## TASK DETAILS
How many lines in the listing below include the word "text"? Answer with the number and nothing else.

## EXERCISE MATERIAL
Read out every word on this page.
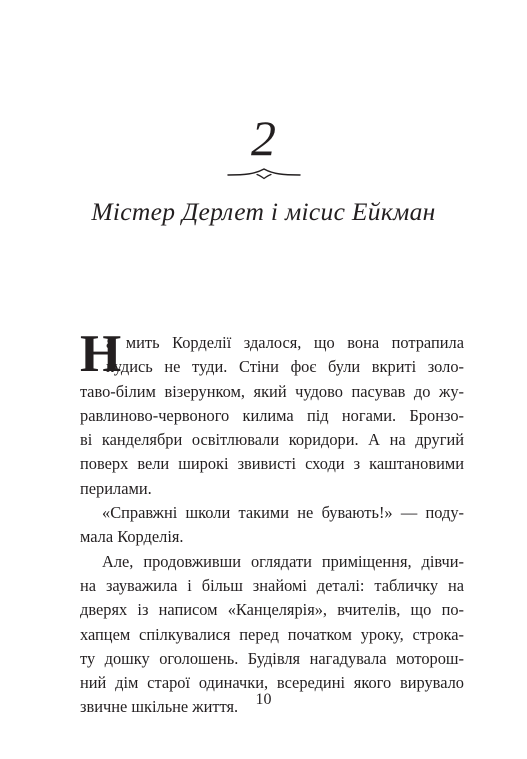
2
Містер Дерлет і місис Ейкман
Н
а мить Корделії здалося, що вона потрапила
кудись не туди. Стіни фоє були вкриті золо-
тaво-білим візерунком, який чудово пасував до жу-
равлиново-червоного килима під ногами. Бронзо-
ві канделябри освітлювали коридори. А на другий
поверх вели широкі звивисті сходи з каштановими
перилами.
«Справжні школи такими не бувають!» — поду-
мала Корделія.
Але, продовживши оглядати приміщення, дівчи-
на зауважила і більш знайомі деталі: табличку на
дверях із написом «Канцелярія», вчителів, що по-
хапцем спілкувалися перед початком уроку, строка-
ту дошку оголошень. Будівля нагадувала моторош-
ний дім старої одиначки, всередині якого вирувало
звичне шкільне життя.	10
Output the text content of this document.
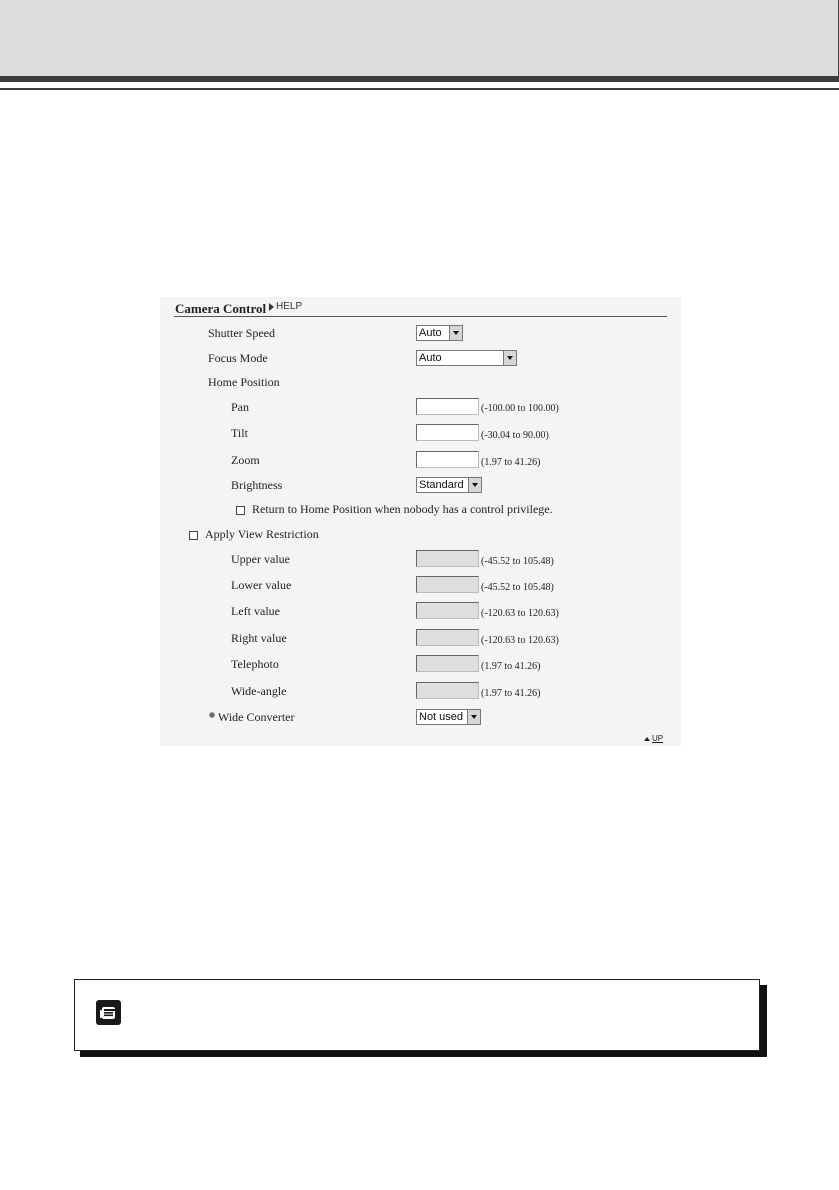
Camera Control HELP
Shutter Speed	Auto
Focus Mode	Auto
Home Position
Pan	(-100.00 to 100.00)
Tilt	(-30.04 to 90.00)
Zoom	(1.97 to 41.26)
Brightness	Standard
Return to Home Position when nobody has a control privilege.
Apply View Restriction
Upper value	(-45.52 to 105.48)
Lower value	(-45.52 to 105.48)
Left value	(-120.63 to 120.63)
Right value	(-120.63 to 120.63)
Telephoto	(1.97 to 41.26)
Wide-angle	(1.97 to 41.26)
Wide Converter	Not used
UP
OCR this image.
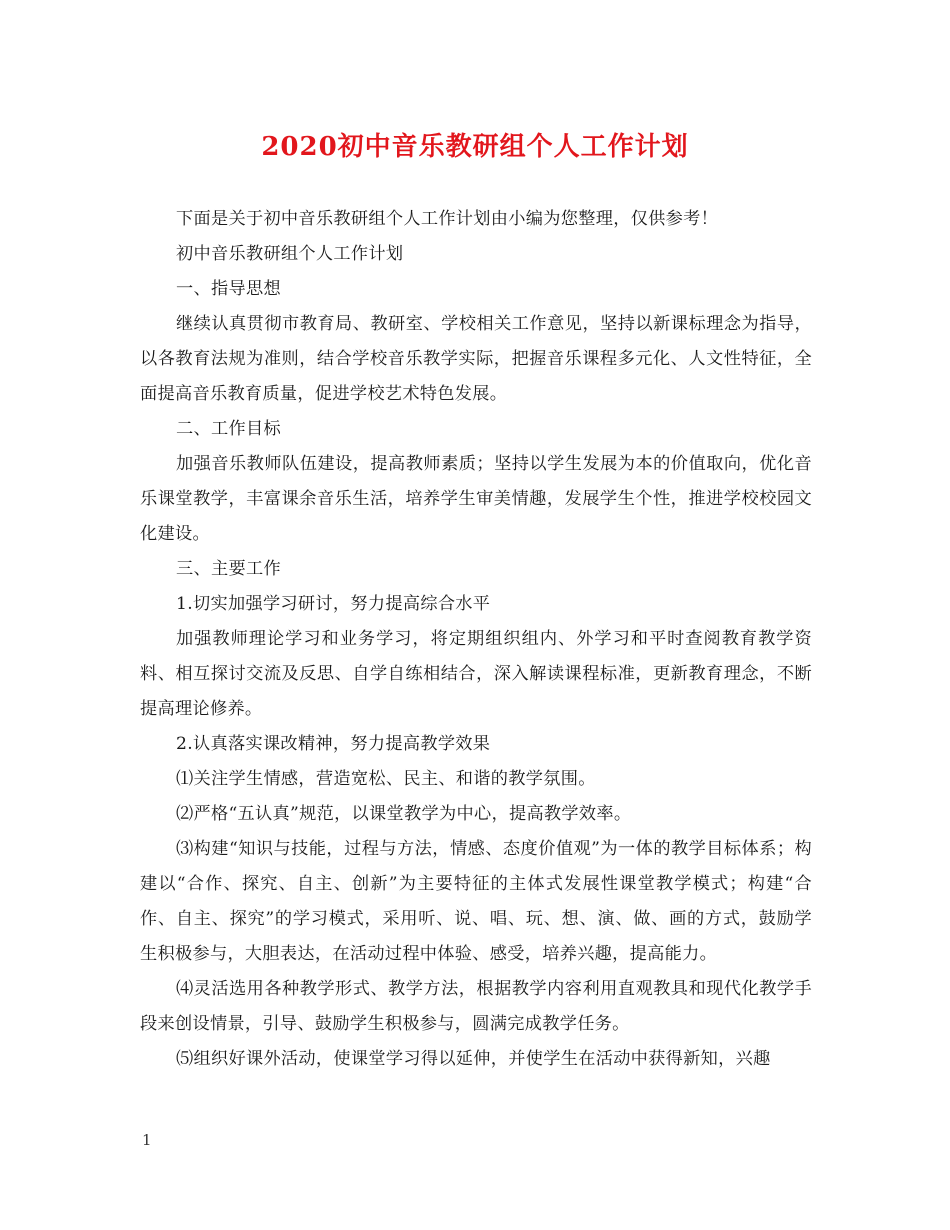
2020初中音乐教研组个人工作计划

下面是关于初中音乐教研组个人工作计划由小编为您整理，仅供参考！

初中音乐教研组个人工作计划

一、指导思想

继续认真贯彻市教育局、教研室、学校相关工作意见，坚持以新课标理念为指导，以各教育法规为准则，结合学校音乐教学实际，把握音乐课程多元化、人文性特征，全面提高音乐教育质量，促进学校艺术特色发展。

二、工作目标

加强音乐教师队伍建设，提高教师素质；坚持以学生发展为本的价值取向，优化音乐课堂教学，丰富课余音乐生活，培养学生审美情趣，发展学生个性，推进学校校园文化建设。

三、主要工作

1.切实加强学习研讨，努力提高综合水平

加强教师理论学习和业务学习，将定期组织组内、外学习和平时查阅教育教学资料、相互探讨交流及反思、自学自练相结合，深入解读课程标准，更新教育理念，不断提高理论修养。

2.认真落实课改精神，努力提高教学效果

⑴关注学生情感，营造宽松、民主、和谐的教学氛围。

⑵严格“五认真”规范，以课堂教学为中心，提高教学效率。

⑶构建“知识与技能，过程与方法，情感、态度价值观”为一体的教学目标体系；构建以“合作、探究、自主、创新”为主要特征的主体式发展性课堂教学模式；构建“合作、自主、探究”的学习模式，采用听、说、唱、玩、想、演、做、画的方式，鼓励学生积极参与，大胆表达，在活动过程中体验、感受，培养兴趣，提高能力。

⑷灵活选用各种教学形式、教学方法，根据教学内容利用直观教具和现代化教学手段来创设情景，引导、鼓励学生积极参与，圆满完成教学任务。

⑸组织好课外活动，使课堂学习得以延伸，并使学生在活动中获得新知，兴趣

1
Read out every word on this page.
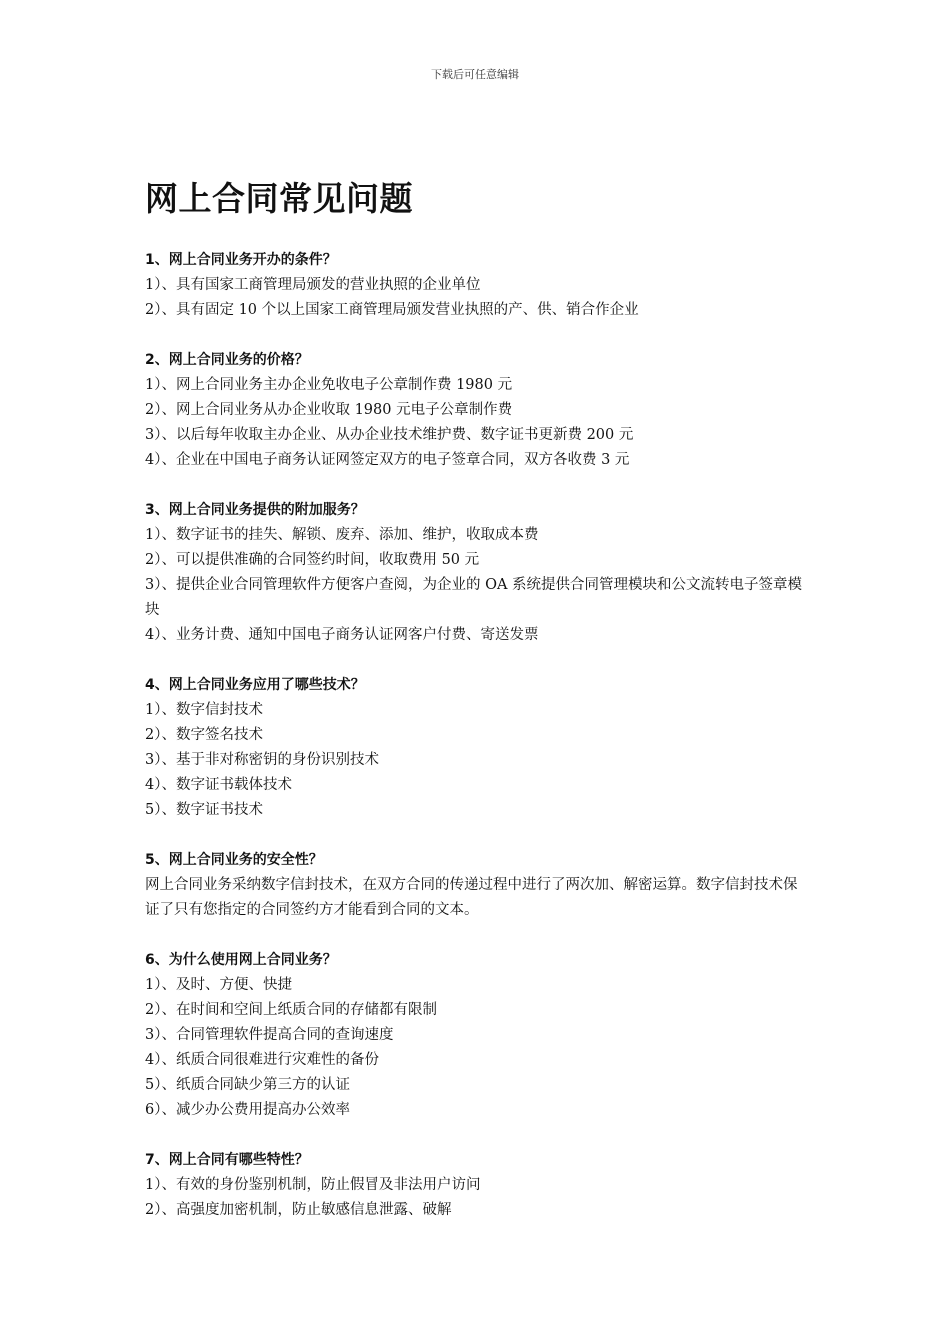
下载后可任意编辑
网上合同常见问题
1、网上合同业务开办的条件？
1）、具有国家工商管理局颁发的营业执照的企业单位
2）、具有固定 10 个以上国家工商管理局颁发营业执照的产、供、销合作企业
2、网上合同业务的价格？
1）、网上合同业务主办企业免收电子公章制作费 1980 元
2）、网上合同业务从办企业收取 1980 元电子公章制作费
3）、以后每年收取主办企业、从办企业技术维护费、数字证书更新费 200 元
4）、企业在中国电子商务认证网签定双方的电子签章合同，双方各收费 3 元
3、网上合同业务提供的附加服务？
1）、数字证书的挂失、解锁、废弃、添加、维护，收取成本费
2）、可以提供准确的合同签约时间，收取费用 50 元
3）、提供企业合同管理软件方便客户查阅，为企业的 OA 系统提供合同管理模块和公文流转电子签章模块
4）、业务计费、通知中国电子商务认证网客户付费、寄送发票
4、网上合同业务应用了哪些技术？
1）、数字信封技术
2）、数字签名技术
3）、基于非对称密钥的身份识别技术
4）、数字证书载体技术
5）、数字证书技术
5、网上合同业务的安全性？
网上合同业务采纳数字信封技术，在双方合同的传递过程中进行了两次加、解密运算。数字信封技术保证了只有您指定的合同签约方才能看到合同的文本。
6、为什么使用网上合同业务？
1）、及时、方便、快捷
2）、在时间和空间上纸质合同的存储都有限制
3）、合同管理软件提高合同的查询速度
4）、纸质合同很难进行灾难性的备份
5）、纸质合同缺少第三方的认证
6）、减少办公费用提高办公效率
7、网上合同有哪些特性？
1）、有效的身份鉴别机制，防止假冒及非法用户访问
2）、高强度加密机制，防止敏感信息泄露、破解
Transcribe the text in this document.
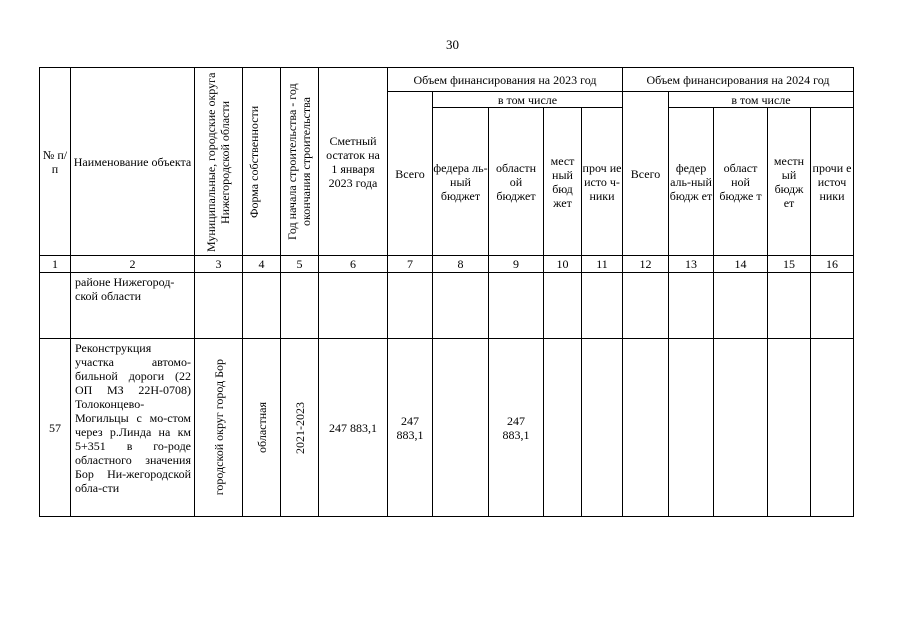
30
№ п/п	Наименование объекта	Муниципальные, городские округа Нижегородской области	Форма собственности	Год начала строительства - год окончания строительства	Сметный остаток на 1 января 2023 года	Объем финансирования на 2023 год					Объем финансирования на 2024 год				
						Всего	в том числе				Всего	в том числе			
							федера ль-ный бюджет	областн ой бюджет	мест ный бюд жет	проч ие исто ч-ники		федер аль-ный бюдж ет	област ной бюдже т	местн ый бюдж ет	прочи е источ ники

1	2	3	4	5	6	7	8	9	10	11	12	13	14	15	16
	районе Нижегород-ской области														
57	Реконструкция участка автомо-бильной дороги (22 ОП МЗ 22Н-0708) Толоконцево-Могильцы с мо-стом через р.Линда на км 5+351 в го-роде областного значения Бор Ни-жегородской обла-сти	городской округ город Бор	областная	2021-2023	247 883,1	247 883,1		247 883,1							
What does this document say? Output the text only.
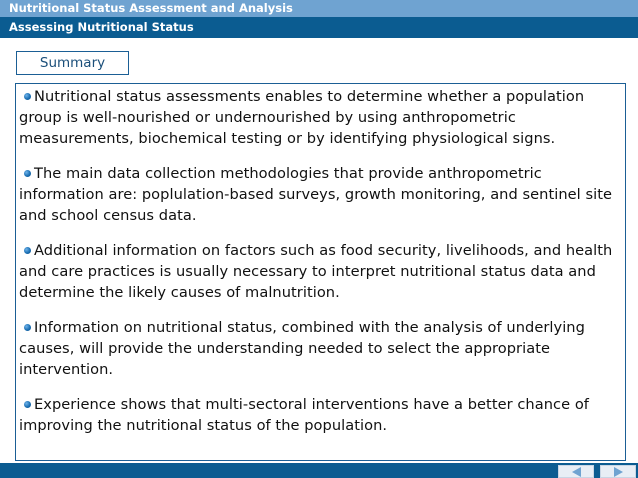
Nutritional Status Assessment and Analysis
Assessing Nutritional Status
Summary
Nutritional status assessments enables to determine whether a population group is well-nourished or undernourished by using anthropometric measurements, biochemical testing or by identifying physiological signs.
The main data collection methodologies that provide anthropometric information are: poplulation-based surveys, growth monitoring, and sentinel site and school census data.
Additional information on factors such as food security, livelihoods, and health and care practices is usually necessary to interpret nutritional status data and determine the likely causes of malnutrition.
Information on nutritional status, combined with the analysis of underlying causes, will provide the understanding needed to select the appropriate intervention.
Experience shows that multi-sectoral interventions have a better chance of improving the nutritional status of the population.
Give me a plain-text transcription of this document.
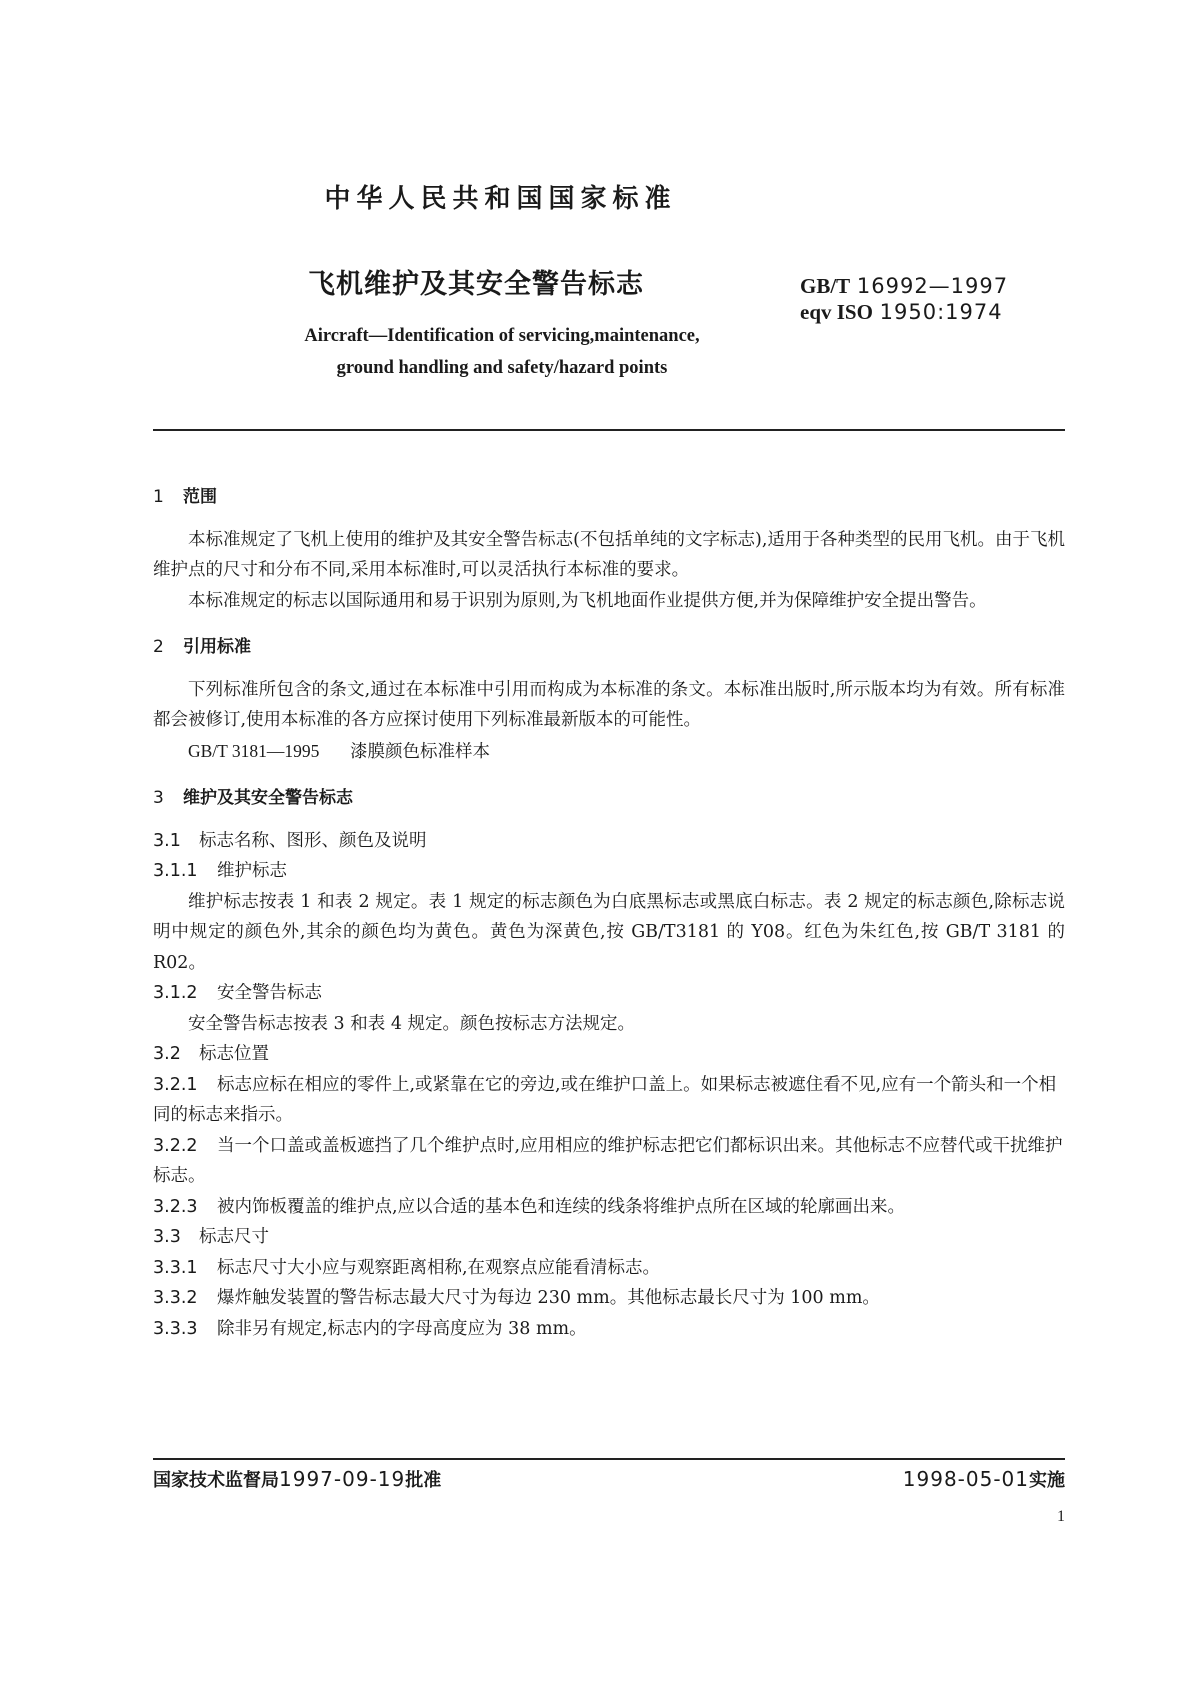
中华人民共和国国家标准
飞机维护及其安全警告标志	GB/T 16992—1997
eqv ISO 1950:1974
Aircraft—Identification of servicing,maintenance,
ground handling and safety/hazard points

1 范围

本标准规定了飞机上使用的维护及其安全警告标志(不包括单纯的文字标志),适用于各种类型的民用飞机。由于飞机维护点的尺寸和分布不同,采用本标准时,可以灵活执行本标准的要求。

本标准规定的标志以国际通用和易于识别为原则,为飞机地面作业提供方便,并为保障维护安全提出警告。

2 引用标准

下列标准所包含的条文,通过在本标准中引用而构成为本标准的条文。本标准出版时,所示版本均为有效。所有标准都会被修订,使用本标准的各方应探讨使用下列标准最新版本的可能性。

GB/T 3181—1995 漆膜颜色标准样本

3 维护及其安全警告标志

3.1 标志名称、图形、颜色及说明

3.1.1 维护标志

维护标志按表 1 和表 2 规定。表 1 规定的标志颜色为白底黑标志或黑底白标志。表 2 规定的标志颜色,除标志说明中规定的颜色外,其余的颜色均为黄色。黄色为深黄色,按 GB/T3181 的 Y08。红色为朱红色,按 GB/T 3181 的 R02。

3.1.2 安全警告标志

安全警告标志按表 3 和表 4 规定。颜色按标志方法规定。

3.2 标志位置

3.2.1 标志应标在相应的零件上,或紧靠在它的旁边,或在维护口盖上。如果标志被遮住看不见,应有一个箭头和一个相同的标志来指示。

3.2.2 当一个口盖或盖板遮挡了几个维护点时,应用相应的维护标志把它们都标识出来。其他标志不应替代或干扰维护标志。

3.2.3 被内饰板覆盖的维护点,应以合适的基本色和连续的线条将维护点所在区域的轮廓画出来。

3.3 标志尺寸

3.3.1 标志尺寸大小应与观察距离相称,在观察点应能看清标志。

3.3.2 爆炸触发装置的警告标志最大尺寸为每边 230 mm。其他标志最长尺寸为 100 mm。

3.3.3 除非另有规定,标志内的字母高度应为 38 mm。

国家技术监督局1997-09-19批准	1998-05-01实施
1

## TASK OUTPUT
4